## Data to process
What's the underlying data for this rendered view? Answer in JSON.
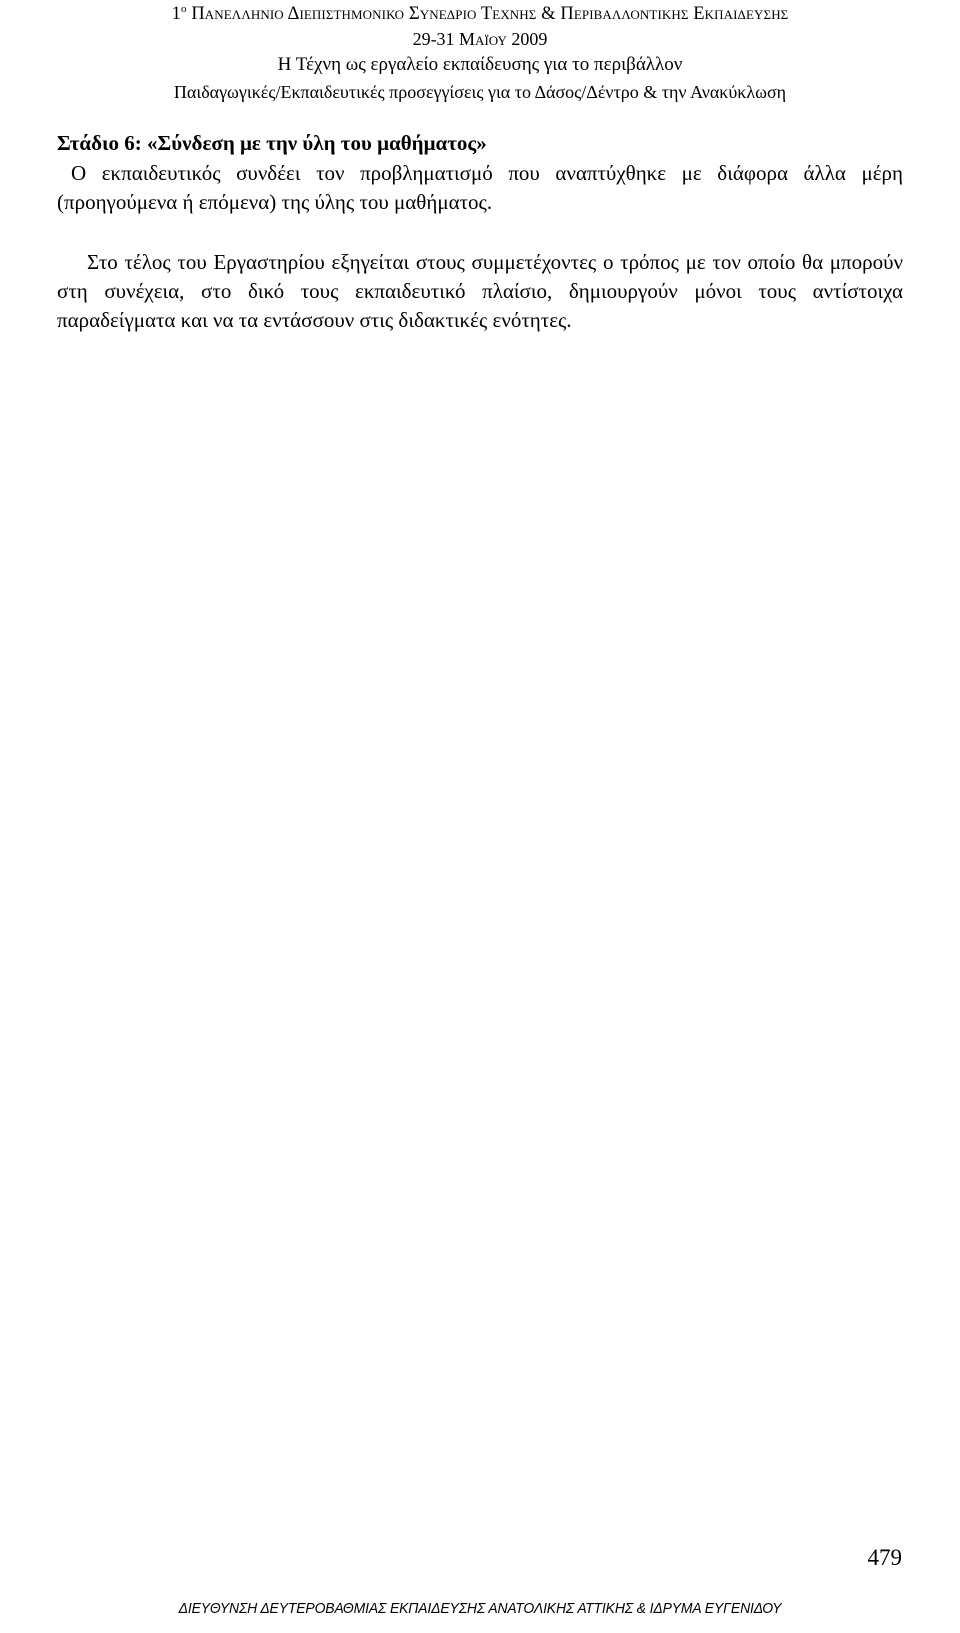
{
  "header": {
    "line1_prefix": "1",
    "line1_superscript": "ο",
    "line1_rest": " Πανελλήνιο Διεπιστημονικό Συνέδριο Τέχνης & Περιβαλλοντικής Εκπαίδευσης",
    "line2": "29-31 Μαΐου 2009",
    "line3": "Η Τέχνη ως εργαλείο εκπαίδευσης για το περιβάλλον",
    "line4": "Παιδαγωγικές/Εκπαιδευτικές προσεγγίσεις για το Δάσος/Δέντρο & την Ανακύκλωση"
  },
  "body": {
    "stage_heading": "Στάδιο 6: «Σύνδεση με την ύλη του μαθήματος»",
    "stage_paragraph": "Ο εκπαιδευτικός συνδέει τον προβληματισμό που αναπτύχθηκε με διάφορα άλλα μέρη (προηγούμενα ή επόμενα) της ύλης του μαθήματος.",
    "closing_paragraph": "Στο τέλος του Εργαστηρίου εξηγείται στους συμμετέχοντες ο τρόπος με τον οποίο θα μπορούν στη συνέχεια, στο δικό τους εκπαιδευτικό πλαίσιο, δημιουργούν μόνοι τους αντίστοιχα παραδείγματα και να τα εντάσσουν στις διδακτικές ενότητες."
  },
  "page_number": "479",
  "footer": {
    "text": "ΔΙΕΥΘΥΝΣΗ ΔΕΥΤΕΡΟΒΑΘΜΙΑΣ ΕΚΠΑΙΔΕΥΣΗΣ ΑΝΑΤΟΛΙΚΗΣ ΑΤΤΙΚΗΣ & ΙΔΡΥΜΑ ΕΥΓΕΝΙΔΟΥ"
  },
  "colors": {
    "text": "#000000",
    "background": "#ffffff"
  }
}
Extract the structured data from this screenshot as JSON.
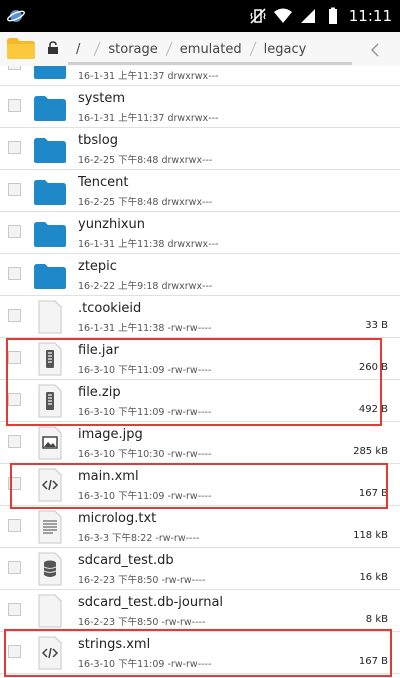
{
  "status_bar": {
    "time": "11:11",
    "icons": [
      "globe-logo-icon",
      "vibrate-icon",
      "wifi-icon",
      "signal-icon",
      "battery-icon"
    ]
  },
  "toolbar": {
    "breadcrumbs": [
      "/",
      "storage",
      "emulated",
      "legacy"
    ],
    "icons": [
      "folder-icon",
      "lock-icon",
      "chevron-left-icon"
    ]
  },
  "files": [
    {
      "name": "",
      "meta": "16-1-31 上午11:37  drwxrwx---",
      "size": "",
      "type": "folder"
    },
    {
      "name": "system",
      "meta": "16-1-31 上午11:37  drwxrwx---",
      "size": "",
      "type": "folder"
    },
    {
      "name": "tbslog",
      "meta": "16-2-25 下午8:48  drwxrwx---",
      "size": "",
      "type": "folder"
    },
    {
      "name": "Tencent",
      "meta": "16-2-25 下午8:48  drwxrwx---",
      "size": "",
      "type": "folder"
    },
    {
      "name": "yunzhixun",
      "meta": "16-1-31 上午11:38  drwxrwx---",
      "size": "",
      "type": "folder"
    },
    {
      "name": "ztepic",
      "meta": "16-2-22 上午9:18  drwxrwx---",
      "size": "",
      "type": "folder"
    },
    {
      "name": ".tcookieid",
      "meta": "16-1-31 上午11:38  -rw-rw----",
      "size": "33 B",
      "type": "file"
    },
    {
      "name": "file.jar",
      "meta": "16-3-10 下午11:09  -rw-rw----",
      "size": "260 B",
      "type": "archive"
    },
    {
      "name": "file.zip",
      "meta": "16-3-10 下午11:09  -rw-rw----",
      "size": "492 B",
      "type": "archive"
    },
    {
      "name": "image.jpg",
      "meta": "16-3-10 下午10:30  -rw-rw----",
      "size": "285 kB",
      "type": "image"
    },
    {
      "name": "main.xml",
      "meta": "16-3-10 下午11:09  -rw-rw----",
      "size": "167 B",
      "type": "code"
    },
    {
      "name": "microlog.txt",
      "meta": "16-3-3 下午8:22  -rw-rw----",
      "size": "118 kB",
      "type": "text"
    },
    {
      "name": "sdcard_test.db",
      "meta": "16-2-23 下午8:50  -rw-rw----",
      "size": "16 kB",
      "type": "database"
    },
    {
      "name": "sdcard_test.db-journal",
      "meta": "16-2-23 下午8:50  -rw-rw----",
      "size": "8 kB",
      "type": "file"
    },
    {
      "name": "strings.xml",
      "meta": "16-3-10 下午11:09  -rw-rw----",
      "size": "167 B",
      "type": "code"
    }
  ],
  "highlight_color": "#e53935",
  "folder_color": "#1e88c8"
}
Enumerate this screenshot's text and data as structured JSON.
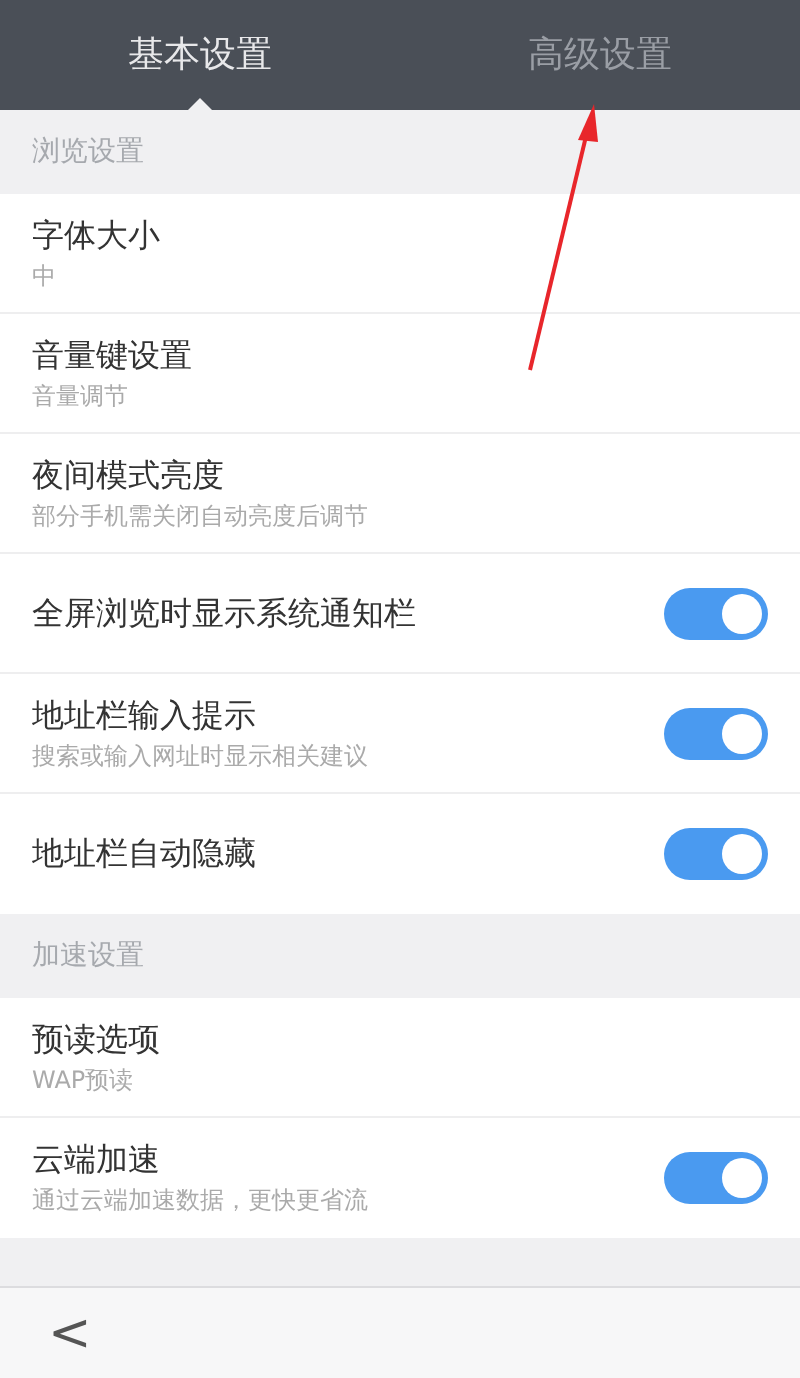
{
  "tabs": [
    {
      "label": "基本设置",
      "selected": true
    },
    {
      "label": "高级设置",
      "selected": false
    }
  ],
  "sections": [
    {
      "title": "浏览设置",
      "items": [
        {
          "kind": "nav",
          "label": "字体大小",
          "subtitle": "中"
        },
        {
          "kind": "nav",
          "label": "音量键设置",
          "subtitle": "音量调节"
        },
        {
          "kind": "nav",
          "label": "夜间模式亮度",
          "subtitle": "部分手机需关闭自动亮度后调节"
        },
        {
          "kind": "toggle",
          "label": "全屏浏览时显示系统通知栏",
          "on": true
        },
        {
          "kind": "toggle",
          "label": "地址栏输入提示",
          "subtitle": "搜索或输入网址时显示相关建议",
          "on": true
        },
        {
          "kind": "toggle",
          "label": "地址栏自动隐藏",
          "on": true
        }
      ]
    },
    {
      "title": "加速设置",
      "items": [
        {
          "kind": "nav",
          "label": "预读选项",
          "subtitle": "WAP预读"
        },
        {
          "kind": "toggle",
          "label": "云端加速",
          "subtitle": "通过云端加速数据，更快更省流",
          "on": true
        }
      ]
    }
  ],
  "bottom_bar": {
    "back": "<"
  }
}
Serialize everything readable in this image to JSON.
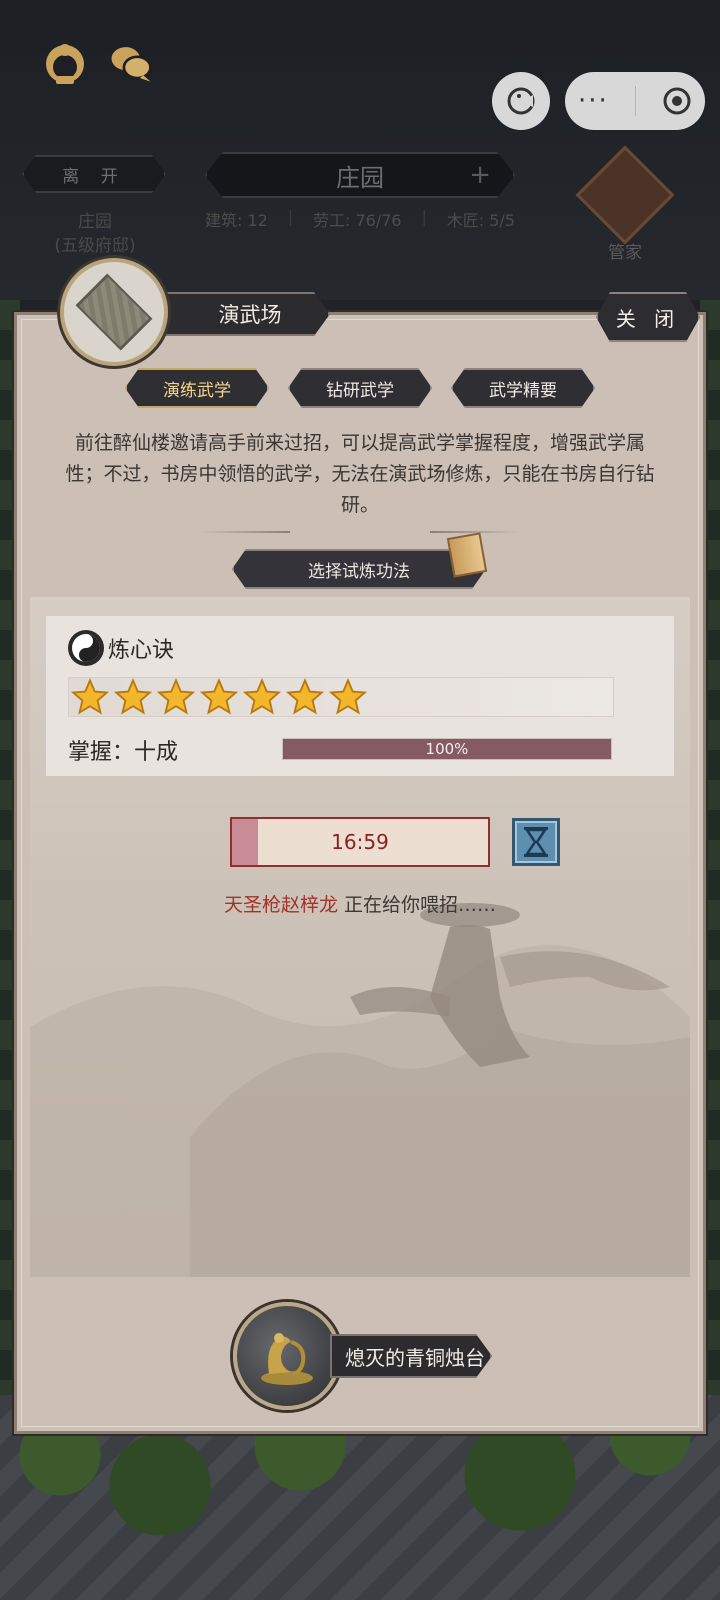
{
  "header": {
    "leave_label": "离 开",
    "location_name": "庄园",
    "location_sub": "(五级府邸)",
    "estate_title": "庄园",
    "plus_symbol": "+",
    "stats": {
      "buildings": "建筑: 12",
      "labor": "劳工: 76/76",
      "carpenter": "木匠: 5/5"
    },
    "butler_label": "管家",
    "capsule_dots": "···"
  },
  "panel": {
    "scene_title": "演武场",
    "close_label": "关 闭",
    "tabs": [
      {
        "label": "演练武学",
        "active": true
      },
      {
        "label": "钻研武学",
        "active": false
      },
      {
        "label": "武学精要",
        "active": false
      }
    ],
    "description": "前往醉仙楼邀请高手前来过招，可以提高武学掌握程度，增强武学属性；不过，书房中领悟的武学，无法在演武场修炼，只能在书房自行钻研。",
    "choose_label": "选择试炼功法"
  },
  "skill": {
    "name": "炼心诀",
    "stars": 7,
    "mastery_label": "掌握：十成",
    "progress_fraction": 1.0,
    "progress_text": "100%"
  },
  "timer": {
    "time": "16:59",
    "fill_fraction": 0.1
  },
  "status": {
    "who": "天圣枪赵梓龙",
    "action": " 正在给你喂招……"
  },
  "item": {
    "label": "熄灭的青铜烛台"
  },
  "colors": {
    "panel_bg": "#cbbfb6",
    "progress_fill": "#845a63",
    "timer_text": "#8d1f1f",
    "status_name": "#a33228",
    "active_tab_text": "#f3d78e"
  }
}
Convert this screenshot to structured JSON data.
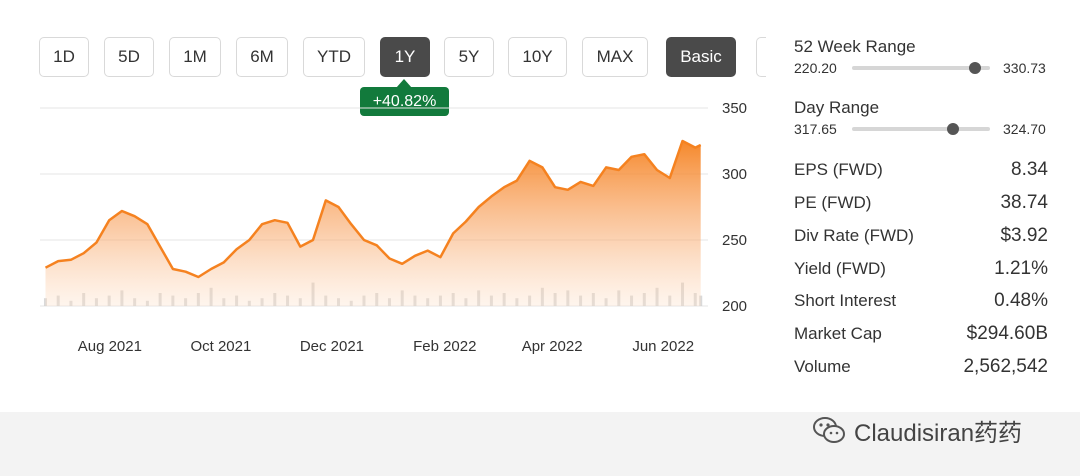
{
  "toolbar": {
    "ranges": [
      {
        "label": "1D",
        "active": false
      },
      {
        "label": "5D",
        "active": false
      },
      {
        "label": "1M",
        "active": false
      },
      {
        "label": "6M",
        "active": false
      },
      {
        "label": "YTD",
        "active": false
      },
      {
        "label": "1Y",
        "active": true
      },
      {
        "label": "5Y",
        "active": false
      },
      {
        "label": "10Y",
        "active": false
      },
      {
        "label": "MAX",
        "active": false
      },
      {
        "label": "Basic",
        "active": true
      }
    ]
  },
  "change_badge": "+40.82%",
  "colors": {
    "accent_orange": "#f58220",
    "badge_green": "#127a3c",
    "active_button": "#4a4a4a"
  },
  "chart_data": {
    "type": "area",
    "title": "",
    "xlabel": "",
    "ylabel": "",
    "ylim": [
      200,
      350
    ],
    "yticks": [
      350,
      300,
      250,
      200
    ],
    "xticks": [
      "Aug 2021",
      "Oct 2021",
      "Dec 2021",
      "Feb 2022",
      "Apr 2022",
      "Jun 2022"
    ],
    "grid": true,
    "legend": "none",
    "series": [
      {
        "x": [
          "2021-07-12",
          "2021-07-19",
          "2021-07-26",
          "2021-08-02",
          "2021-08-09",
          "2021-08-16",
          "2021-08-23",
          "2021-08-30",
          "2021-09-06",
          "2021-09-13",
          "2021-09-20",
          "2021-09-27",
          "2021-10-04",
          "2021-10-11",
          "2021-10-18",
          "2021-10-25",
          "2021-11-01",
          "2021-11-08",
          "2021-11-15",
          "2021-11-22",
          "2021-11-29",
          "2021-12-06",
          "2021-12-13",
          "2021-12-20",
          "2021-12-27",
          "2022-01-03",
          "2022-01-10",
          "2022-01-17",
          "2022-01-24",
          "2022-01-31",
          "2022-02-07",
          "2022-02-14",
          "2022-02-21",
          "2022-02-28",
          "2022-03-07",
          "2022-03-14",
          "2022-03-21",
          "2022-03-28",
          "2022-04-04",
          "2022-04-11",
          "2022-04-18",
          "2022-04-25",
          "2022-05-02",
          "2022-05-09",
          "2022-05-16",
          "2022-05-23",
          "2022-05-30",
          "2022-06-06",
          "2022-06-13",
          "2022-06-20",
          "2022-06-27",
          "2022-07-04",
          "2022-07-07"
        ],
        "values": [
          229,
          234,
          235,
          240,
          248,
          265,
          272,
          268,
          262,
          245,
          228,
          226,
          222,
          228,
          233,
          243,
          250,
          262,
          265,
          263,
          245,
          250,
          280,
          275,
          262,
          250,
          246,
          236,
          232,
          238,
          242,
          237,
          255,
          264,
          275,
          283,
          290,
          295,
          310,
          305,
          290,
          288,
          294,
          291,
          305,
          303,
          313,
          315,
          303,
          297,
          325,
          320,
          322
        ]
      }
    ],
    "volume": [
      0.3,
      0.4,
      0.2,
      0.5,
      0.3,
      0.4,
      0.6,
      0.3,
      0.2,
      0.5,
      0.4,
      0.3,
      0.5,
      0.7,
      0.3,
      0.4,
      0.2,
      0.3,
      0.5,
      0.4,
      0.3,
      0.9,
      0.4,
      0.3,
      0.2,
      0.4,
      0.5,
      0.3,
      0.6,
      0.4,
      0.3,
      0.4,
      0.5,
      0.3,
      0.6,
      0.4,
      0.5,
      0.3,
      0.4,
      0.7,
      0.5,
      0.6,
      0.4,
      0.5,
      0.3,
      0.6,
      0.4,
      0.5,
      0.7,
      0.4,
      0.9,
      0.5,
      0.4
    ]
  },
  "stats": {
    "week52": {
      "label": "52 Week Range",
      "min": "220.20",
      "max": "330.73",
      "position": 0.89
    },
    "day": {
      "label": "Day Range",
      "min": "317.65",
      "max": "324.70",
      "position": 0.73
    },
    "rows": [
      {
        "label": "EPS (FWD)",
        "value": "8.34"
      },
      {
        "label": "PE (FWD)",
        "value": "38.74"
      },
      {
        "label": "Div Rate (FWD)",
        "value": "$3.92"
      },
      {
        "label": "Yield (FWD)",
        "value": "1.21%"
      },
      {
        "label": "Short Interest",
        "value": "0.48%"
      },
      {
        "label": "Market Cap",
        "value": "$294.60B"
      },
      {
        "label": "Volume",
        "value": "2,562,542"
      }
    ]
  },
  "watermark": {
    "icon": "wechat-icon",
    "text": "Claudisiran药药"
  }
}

## Goal
Write only the number of lines in the data above that include "structured".

## Completed task
3